Russel: You might reduce pressure. You might reduce flow, something that allows you to get to a…You don’t want to be running wide open when you don’t understand what’s going on.
Doug: Yes. There’s another step beyond that. What you’re doing when you’re doing that is you’re buying the most precious commodity you have, time. Situation management, in a nutshell, is time management. How you use that time and what you do during the time that you have will depend upon whether you can operate safely or not.
Russel: [laughs] If it’s that easy, why do I have to read the 700-page book? [laughs]
Doug: Two reasons. We have too many trees. No, it’s easy in concept. We want the operator to not have to give up too soon. We want the plant manager to know his operator is going to not have to give up too soon.
Russel: Doug, I remember when I was going through your alarm classes. I tell people this all the time, that I had to go through your alarm…I consider myself a pretty bright guy. I had to go through your alarm class three times before I got it. The whole idea of permission to operate, again, it’s a really simple concept, but it’s very complex in terms of implementing it.
Really, what you’re trying to do, if you do a good job with the HMI and the alarm system and the other things that you’re talking about in situation management, I actually expand the domain under which I can have permission to operate.
As I have more knowledge and more insight, more visibility, I can look and control more things. Particularly, if I’ve put some thought into when the situation changes — how do I know and what do I do — and that’s planned in advance, again, that increases my domain.
The idea that when I’m lost I make it safe, to me that’s transformational. It’s a really powerful, powerful idea. I think one of the challenges I’ve always had with your work is it’s so simple, and yet so hard. Does that make sense?
Doug: Yes. What I think hard is, is that sometimes it may be a little difficult of going where you are now to go to a different concept and understand what it is. I think it’s easy, just you like mentioned, once you understand it, it makes sense. Most people have trouble.
They say, “How can I do it any other way now that I understand it?” I think that’s of value for what I do.
Russel: I would agree. I think that some of the content in your book, the things that…I’ll say it this way. I think that it’s pretty easy to deal with normal. What’s hard is dealing with abnormal, to anticipate the pitfalls, the traps, the things that we can get cloistered off into without realizing that’s happening to us, what I would call getting elevation on the problem.
-----
> **Goals**
1/ In the interview excerpt on situation management, what does Doug call the most precious commodity an operator buys by reducing pressure or flow?
2/ Drawing on the interview excerpt, explain why a good HMI and alarm system expand the domain under which an operator has permission to operate.

> **Collected material**
-----
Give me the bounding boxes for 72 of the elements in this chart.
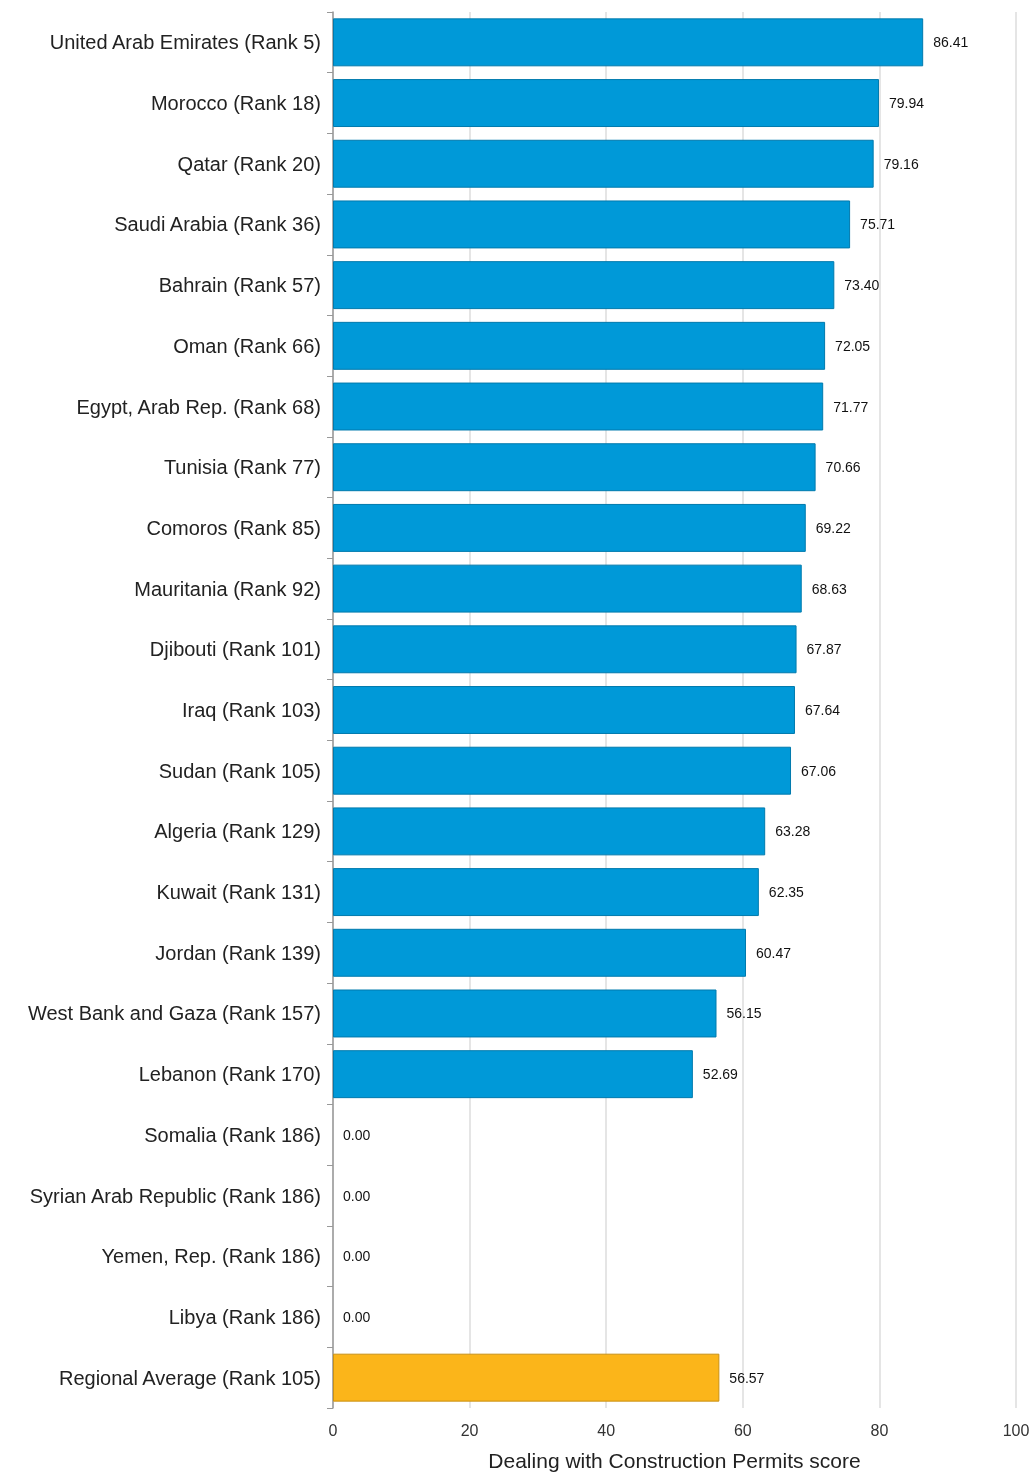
-----
> **Task answers**
1/ Time.

2/ With more knowledge, insight and visibility, the operator can look at and control more things. Planning in advance how to tell when the situation changes and what to do then increases that domain further.